··· Record set ···

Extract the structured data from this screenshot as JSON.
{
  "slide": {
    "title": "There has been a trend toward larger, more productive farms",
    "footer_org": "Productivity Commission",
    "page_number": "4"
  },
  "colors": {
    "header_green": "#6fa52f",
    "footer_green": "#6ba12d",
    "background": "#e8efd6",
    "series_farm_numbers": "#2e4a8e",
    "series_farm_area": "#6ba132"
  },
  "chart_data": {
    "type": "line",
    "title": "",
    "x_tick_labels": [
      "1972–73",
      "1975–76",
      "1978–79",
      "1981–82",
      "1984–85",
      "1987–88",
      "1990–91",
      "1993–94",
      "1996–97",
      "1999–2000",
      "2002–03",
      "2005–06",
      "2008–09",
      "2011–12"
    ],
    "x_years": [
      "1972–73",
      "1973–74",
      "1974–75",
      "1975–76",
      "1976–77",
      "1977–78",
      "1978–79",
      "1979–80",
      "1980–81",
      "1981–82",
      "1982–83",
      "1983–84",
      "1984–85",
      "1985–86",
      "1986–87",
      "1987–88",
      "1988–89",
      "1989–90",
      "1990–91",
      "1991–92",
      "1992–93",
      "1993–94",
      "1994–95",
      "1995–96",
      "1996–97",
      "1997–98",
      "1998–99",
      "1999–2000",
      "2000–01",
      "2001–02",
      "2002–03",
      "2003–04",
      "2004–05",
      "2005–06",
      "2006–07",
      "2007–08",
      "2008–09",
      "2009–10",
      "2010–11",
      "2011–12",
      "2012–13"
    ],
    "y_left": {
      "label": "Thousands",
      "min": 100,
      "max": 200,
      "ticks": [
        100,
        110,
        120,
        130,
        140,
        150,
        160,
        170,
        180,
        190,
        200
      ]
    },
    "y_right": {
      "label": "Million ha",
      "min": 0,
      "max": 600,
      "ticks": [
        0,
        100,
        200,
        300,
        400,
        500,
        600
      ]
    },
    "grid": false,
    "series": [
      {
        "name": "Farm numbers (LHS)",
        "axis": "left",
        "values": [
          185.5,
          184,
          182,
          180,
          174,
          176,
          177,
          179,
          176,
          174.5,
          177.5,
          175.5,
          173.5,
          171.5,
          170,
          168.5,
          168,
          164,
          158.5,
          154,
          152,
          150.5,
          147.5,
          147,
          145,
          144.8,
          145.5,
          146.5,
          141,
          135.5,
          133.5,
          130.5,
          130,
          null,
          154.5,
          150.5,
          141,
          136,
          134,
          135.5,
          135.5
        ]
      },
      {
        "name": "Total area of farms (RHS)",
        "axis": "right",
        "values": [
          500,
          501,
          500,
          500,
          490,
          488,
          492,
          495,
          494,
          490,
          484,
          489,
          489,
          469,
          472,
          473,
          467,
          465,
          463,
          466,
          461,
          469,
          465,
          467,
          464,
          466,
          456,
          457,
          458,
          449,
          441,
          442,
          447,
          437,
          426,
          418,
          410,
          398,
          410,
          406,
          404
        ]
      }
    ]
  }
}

···

▸ **What the task requires**: Write down all the entries again without a single difference.

▸ **Task answer**:
Extract the structured data from this screenshot as JSON.
{
  "slide": {
    "title": "There has been a trend toward larger, more productive farms",
    "footer_org": "Productivity Commission",
    "page_number": "4"
  },
  "colors": {
    "header_green": "#6fa52f",
    "footer_green": "#6ba12d",
    "background": "#e8efd6",
    "series_farm_numbers": "#2e4a8e",
    "series_farm_area": "#6ba132"
  },
  "chart_data": {
    "type": "line",
    "title": "",
    "x_tick_labels": [
      "1972–73",
      "1975–76",
      "1978–79",
      "1981–82",
      "1984–85",
      "1987–88",
      "1990–91",
      "1993–94",
      "1996–97",
      "1999–2000",
      "2002–03",
      "2005–06",
      "2008–09",
      "2011–12"
    ],
    "x_years": [
      "1972–73",
      "1973–74",
      "1974–75",
      "1975–76",
      "1976–77",
      "1977–78",
      "1978–79",
      "1979–80",
      "1980–81",
      "1981–82",
      "1982–83",
      "1983–84",
      "1984–85",
      "1985–86",
      "1986–87",
      "1987–88",
      "1988–89",
      "1989–90",
      "1990–91",
      "1991–92",
      "1992–93",
      "1993–94",
      "1994–95",
      "1995–96",
      "1996–97",
      "1997–98",
      "1998–99",
      "1999–2000",
      "2000–01",
      "2001–02",
      "2002–03",
      "2003–04",
      "2004–05",
      "2005–06",
      "2006–07",
      "2007–08",
      "2008–09",
      "2009–10",
      "2010–11",
      "2011–12",
      "2012–13"
    ],
    "y_left": {
      "label": "Thousands",
      "min": 100,
      "max": 200,
      "ticks": [
        100,
        110,
        120,
        130,
        140,
        150,
        160,
        170,
        180,
        190,
        200
      ]
    },
    "y_right": {
      "label": "Million ha",
      "min": 0,
      "max": 600,
      "ticks": [
        0,
        100,
        200,
        300,
        400,
        500,
        600
      ]
    },
    "grid": false,
    "series": [
      {
        "name": "Farm numbers (LHS)",
        "axis": "left",
        "values": [
          185.5,
          184,
          182,
          180,
          174,
          176,
          177,
          179,
          176,
          174.5,
          177.5,
          175.5,
          173.5,
          171.5,
          170,
          168.5,
          168,
          164,
          158.5,
          154,
          152,
          150.5,
          147.5,
          147,
          145,
          144.8,
          145.5,
          146.5,
          141,
          135.5,
          133.5,
          130.5,
          130,
          null,
          154.5,
          150.5,
          141,
          136,
          134,
          135.5,
          135.5
        ]
      },
      {
        "name": "Total area of farms (RHS)",
        "axis": "right",
        "values": [
          500,
          501,
          500,
          500,
          490,
          488,
          492,
          495,
          494,
          490,
          484,
          489,
          489,
          469,
          472,
          473,
          467,
          465,
          463,
          466,
          461,
          469,
          465,
          467,
          464,
          466,
          456,
          457,
          458,
          449,
          441,
          442,
          447,
          437,
          426,
          418,
          410,
          398,
          410,
          406,
          404
        ]
      }
    ]
  }
}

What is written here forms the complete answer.